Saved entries
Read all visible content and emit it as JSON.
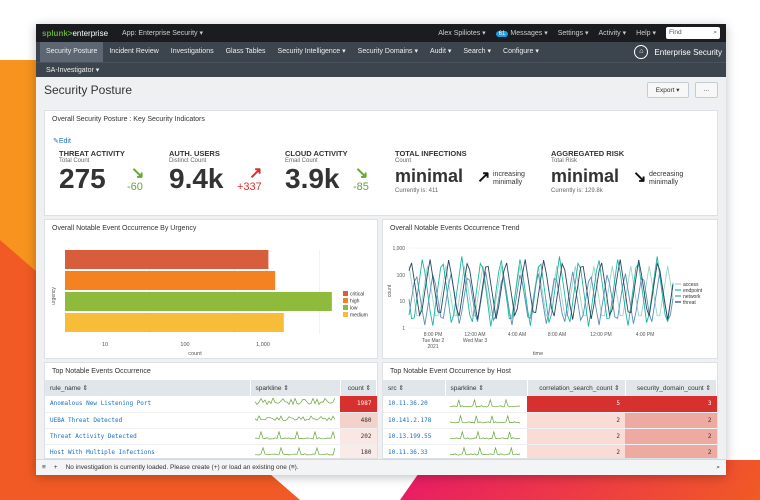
{
  "topbar": {
    "logo_prefix": "splunk>",
    "logo_suffix": "enterprise",
    "app": "App: Enterprise Security ▾",
    "user": "Alex Spiliotes ▾",
    "messages_count": "61",
    "messages": "Messages ▾",
    "settings": "Settings ▾",
    "activity": "Activity ▾",
    "help": "Help ▾",
    "find_placeholder": "Find"
  },
  "nav": {
    "items": [
      "Security Posture",
      "Incident Review",
      "Investigations",
      "Glass Tables",
      "Security Intelligence ▾",
      "Security Domains ▾",
      "Audit ▾",
      "Search ▾",
      "Configure ▾"
    ],
    "brand": "Enterprise Security",
    "sub": "SA-Investigator ▾"
  },
  "page": {
    "title": "Security Posture",
    "export": "Export ▾",
    "more": "..."
  },
  "kpis": {
    "panel_title": "Overall Security Posture : Key Security Indicators",
    "edit": "✎Edit",
    "items": [
      {
        "title": "THREAT ACTIVITY",
        "sub": "Total Count",
        "value": "275",
        "delta": "-60"
      },
      {
        "title": "AUTH. USERS",
        "sub": "Distinct Count",
        "value": "9.4k",
        "delta": "+337"
      },
      {
        "title": "CLOUD ACTIVITY",
        "sub": "Email Count",
        "value": "3.9k",
        "delta": "-85"
      },
      {
        "title": "TOTAL INFECTIONS",
        "sub": "Count",
        "value": "minimal",
        "trend": "increasing minimally",
        "note": "Currently is: 411"
      },
      {
        "title": "AGGREGATED RISK",
        "sub": "Total Risk",
        "value": "minimal",
        "trend": "decreasing minimally",
        "note": "Currently is: 129.8k"
      }
    ],
    "colors": {
      "green": "#65a637",
      "red": "#d6312f"
    }
  },
  "urgency_chart": {
    "title": "Overall Notable Event Occurrence By Urgency",
    "ylabel": "urgency",
    "xlabel": "count",
    "ticks": [
      "10",
      "100",
      "1,000"
    ],
    "legend": [
      "critical",
      "high",
      "low",
      "medium"
    ]
  },
  "trend_chart": {
    "title": "Overall Notable Events Occurrence Trend",
    "ylabel": "count",
    "xlabel": "time",
    "yticks": [
      "1,000",
      "100",
      "10",
      "1"
    ],
    "xticks": [
      "8:00 PM\nTue Mar 2\n2021",
      "12:00 AM\nWed Mar 3",
      "4:00 AM",
      "8:00 AM",
      "12:00 PM",
      "4:00 PM"
    ],
    "legend": [
      "access",
      "endpoint",
      "network",
      "threat"
    ]
  },
  "chart_data": [
    {
      "type": "bar",
      "title": "Overall Notable Event Occurrence By Urgency",
      "xlabel": "count",
      "ylabel": "urgency",
      "orientation": "horizontal",
      "scale": "log",
      "categories": [
        "critical",
        "high",
        "low",
        "medium"
      ],
      "values": [
        250,
        300,
        1400,
        380
      ],
      "colors": [
        "#d85d3c",
        "#f58220",
        "#8fbb3c",
        "#f7bc38"
      ],
      "xlim": [
        1,
        2000
      ]
    },
    {
      "type": "line",
      "title": "Overall Notable Events Occurrence Trend",
      "xlabel": "time",
      "ylabel": "count",
      "scale": "log",
      "ylim": [
        1,
        1000
      ],
      "series": [
        {
          "name": "access",
          "color": "#9dd3c8"
        },
        {
          "name": "endpoint",
          "color": "#1ab6a0"
        },
        {
          "name": "network",
          "color": "#5a8fb6"
        },
        {
          "name": "threat",
          "color": "#2b4561"
        }
      ]
    }
  ],
  "top_events": {
    "title": "Top Notable Events Occurrence",
    "headers": [
      "rule_name ⇕",
      "sparkline ⇕",
      "count ⇕"
    ],
    "rows": [
      {
        "name": "Anomalous New Listening Port",
        "count": "1987"
      },
      {
        "name": "UEBA Threat Detected",
        "count": "480"
      },
      {
        "name": "Threat Activity Detected",
        "count": "202"
      },
      {
        "name": "Host With Multiple Infections",
        "count": "180"
      }
    ]
  },
  "top_hosts": {
    "title": "Top Notable Event Occurrence by Host",
    "headers": [
      "src ⇕",
      "sparkline ⇕",
      "correlation_search_count ⇕",
      "security_domain_count ⇕"
    ],
    "rows": [
      {
        "src": "10.11.36.20",
        "csc": "5",
        "sdc": "3"
      },
      {
        "src": "10.141.2.178",
        "csc": "2",
        "sdc": "2"
      },
      {
        "src": "10.13.199.55",
        "csc": "2",
        "sdc": "2"
      },
      {
        "src": "10.11.36.33",
        "csc": "2",
        "sdc": "2"
      }
    ]
  },
  "status": {
    "text": "No investigation is currently loaded. Please create (+) or load an existing one (≡)."
  }
}
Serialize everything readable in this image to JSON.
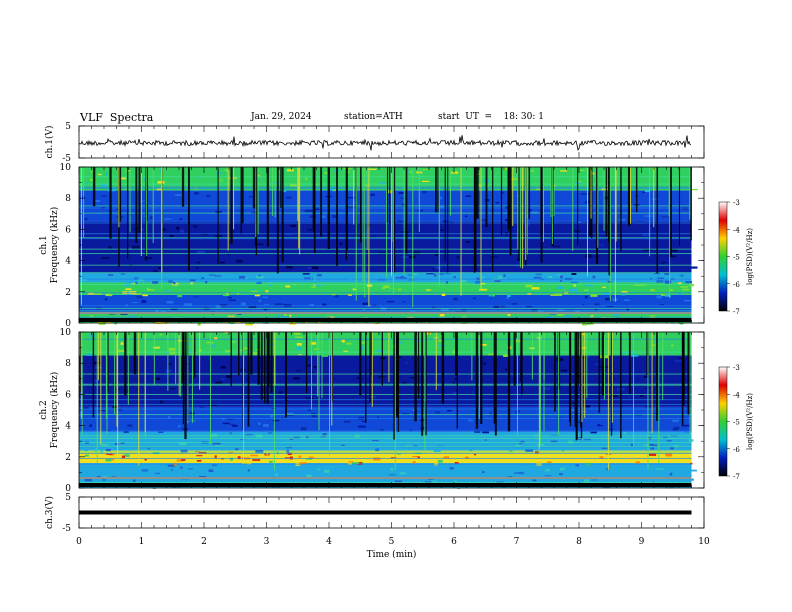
{
  "header": {
    "title": "VLF  Spectra",
    "date": "Jan. 29, 2024",
    "station": "station=ATH",
    "start": "start  UT  =    18: 30: 1"
  },
  "colorbar": {
    "label": "log(PSD)(V²/Hz)",
    "ticks": [
      "-3",
      "-4",
      "-5",
      "-6",
      "-7"
    ],
    "colors": [
      "#ffffff",
      "#e00000",
      "#ffd000",
      "#30d030",
      "#00c0d0",
      "#0020c0",
      "#000000"
    ]
  },
  "chart_data": [
    {
      "type": "line",
      "name": "ch1-waveform",
      "ylabel": "ch.1(V)",
      "xlim": [
        0,
        10
      ],
      "ylim": [
        -5,
        5
      ],
      "yticks": [
        "5",
        "-5"
      ],
      "data_end_min": 9.8
    },
    {
      "type": "heatmap",
      "name": "ch1-spectrogram",
      "ylabel": "ch.1\nFrequency  (kHz)",
      "xlim": [
        0,
        10
      ],
      "ylim": [
        0,
        10
      ],
      "yticks": [
        "0",
        "2",
        "4",
        "6",
        "8",
        "10"
      ],
      "data_end_min": 9.8,
      "bands_khz": [
        {
          "from": 0,
          "to": 0.6,
          "level": "green"
        },
        {
          "from": 0.6,
          "to": 1.8,
          "level": "blue"
        },
        {
          "from": 1.8,
          "to": 2.6,
          "level": "green"
        },
        {
          "from": 2.6,
          "to": 3.2,
          "level": "cyan"
        },
        {
          "from": 3.2,
          "to": 6.5,
          "level": "darkblue"
        },
        {
          "from": 6.5,
          "to": 8.5,
          "level": "blue"
        },
        {
          "from": 8.5,
          "to": 10,
          "level": "green"
        }
      ]
    },
    {
      "type": "heatmap",
      "name": "ch2-spectrogram",
      "ylabel": "ch.2\nFrequency  (kHz)",
      "xlim": [
        0,
        10
      ],
      "ylim": [
        0,
        10
      ],
      "yticks": [
        "0",
        "2",
        "4",
        "6",
        "8",
        "10"
      ],
      "data_end_min": 9.8,
      "bands_khz": [
        {
          "from": 0,
          "to": 1.6,
          "level": "cyan"
        },
        {
          "from": 1.6,
          "to": 2.4,
          "level": "yellow"
        },
        {
          "from": 2.4,
          "to": 3.6,
          "level": "cyan"
        },
        {
          "from": 3.6,
          "to": 5.2,
          "level": "blue"
        },
        {
          "from": 5.2,
          "to": 8.5,
          "level": "darkblue"
        },
        {
          "from": 8.5,
          "to": 10,
          "level": "green"
        }
      ]
    },
    {
      "type": "line",
      "name": "ch3-waveform",
      "ylabel": "ch.3(V)",
      "xlabel": "Time  (min)",
      "xlim": [
        0,
        10
      ],
      "ylim": [
        -5,
        5
      ],
      "yticks": [
        "5",
        "-5"
      ],
      "xticks": [
        "0",
        "1",
        "2",
        "3",
        "4",
        "5",
        "6",
        "7",
        "8",
        "9",
        "10"
      ],
      "data_end_min": 9.8,
      "constant_value": 0
    }
  ]
}
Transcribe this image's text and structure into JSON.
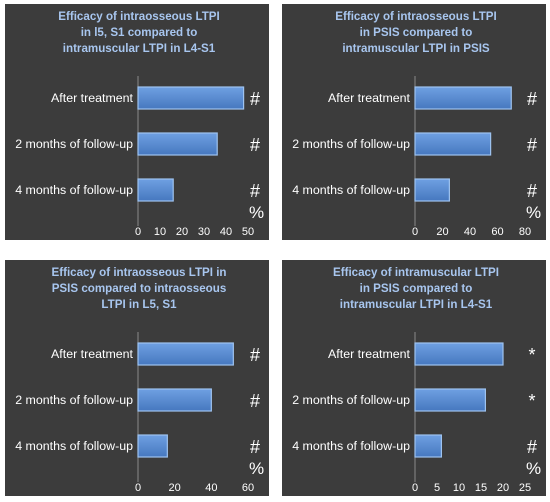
{
  "colors": {
    "panel_bg": "#3c3c3c",
    "bar_fill": "#5b8fd6",
    "bar_edge": "#9ec3f0",
    "title": "#a8c6ef",
    "text": "#ffffff",
    "axis": "#8a8a8a"
  },
  "chart_data": [
    {
      "type": "bar",
      "orientation": "horizontal",
      "title": "Efficacy of intraosseous LTPI in l5, S1 compared to intramuscular LTPI in L4-S1",
      "title_lines": [
        "Efficacy of intraosseous LTPI",
        "in l5, S1 compared to",
        "intramuscular LTPI in L4-S1"
      ],
      "categories": [
        "After treatment",
        "2 months of follow-up",
        "4 months of follow-up"
      ],
      "values": [
        48,
        36,
        16
      ],
      "significance": [
        "#",
        "#",
        "#"
      ],
      "unit": "%",
      "xlim": [
        0,
        50
      ],
      "xticks": [
        0,
        10,
        20,
        30,
        40,
        50
      ],
      "grid": false
    },
    {
      "type": "bar",
      "orientation": "horizontal",
      "title": "Efficacy of intraosseous LTPI in PSIS compared to intramuscular LTPI in PSIS",
      "title_lines": [
        "Efficacy of intraosseous LTPI",
        "in PSIS compared to",
        "intramuscular LTPI in PSIS"
      ],
      "categories": [
        "After treatment",
        "2 months of follow-up",
        "4 months of follow-up"
      ],
      "values": [
        70,
        55,
        25
      ],
      "significance": [
        "#",
        "#",
        "#"
      ],
      "unit": "%",
      "xlim": [
        0,
        80
      ],
      "xticks": [
        0,
        20,
        40,
        60,
        80
      ],
      "grid": false
    },
    {
      "type": "bar",
      "orientation": "horizontal",
      "title": "Efficacy of intraosseous LTPI in PSIS compared to intraosseous LTPI in L5, S1",
      "title_lines": [
        "Efficacy of intraosseous LTPI in",
        "PSIS compared to intraosseous",
        "LTPI  in L5, S1"
      ],
      "categories": [
        "After treatment",
        "2 months of follow-up",
        "4 months of follow-up"
      ],
      "values": [
        52,
        40,
        16
      ],
      "significance": [
        "#",
        "#",
        "#"
      ],
      "unit": "%",
      "xlim": [
        0,
        60
      ],
      "xticks": [
        0,
        20,
        40,
        60
      ],
      "grid": false
    },
    {
      "type": "bar",
      "orientation": "horizontal",
      "title": "Efficacy of intramuscular LTPI in PSIS compared to intramuscular LTPI in L4-S1",
      "title_lines": [
        "Efficacy of intramuscular LTPI",
        "in PSIS compared to",
        "intramuscular LTPI in L4-S1"
      ],
      "categories": [
        "After treatment",
        "2 months of follow-up",
        "4 months of follow-up"
      ],
      "values": [
        20,
        16,
        6
      ],
      "significance": [
        "*",
        "*",
        "#"
      ],
      "unit": "%",
      "xlim": [
        0,
        25
      ],
      "xticks": [
        0,
        5,
        10,
        15,
        20,
        25
      ],
      "grid": false
    }
  ]
}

WHAT IS ASKED |
For each line in the data above that contains the string "intraosseous", extract the line.

EXERCISE OUTPUT |
      "title": "Efficacy of intraosseous LTPI in l5, S1 compared to intramuscular LTPI in L4-S1",
        "Efficacy of intraosseous LTPI",
      "title": "Efficacy of intraosseous LTPI in PSIS compared to intramuscular LTPI in PSIS",
        "Efficacy of intraosseous LTPI",
      "title": "Efficacy of intraosseous LTPI in PSIS compared to intraosseous LTPI in L5, S1",
        "Efficacy of intraosseous LTPI in",
        "PSIS compared to intraosseous",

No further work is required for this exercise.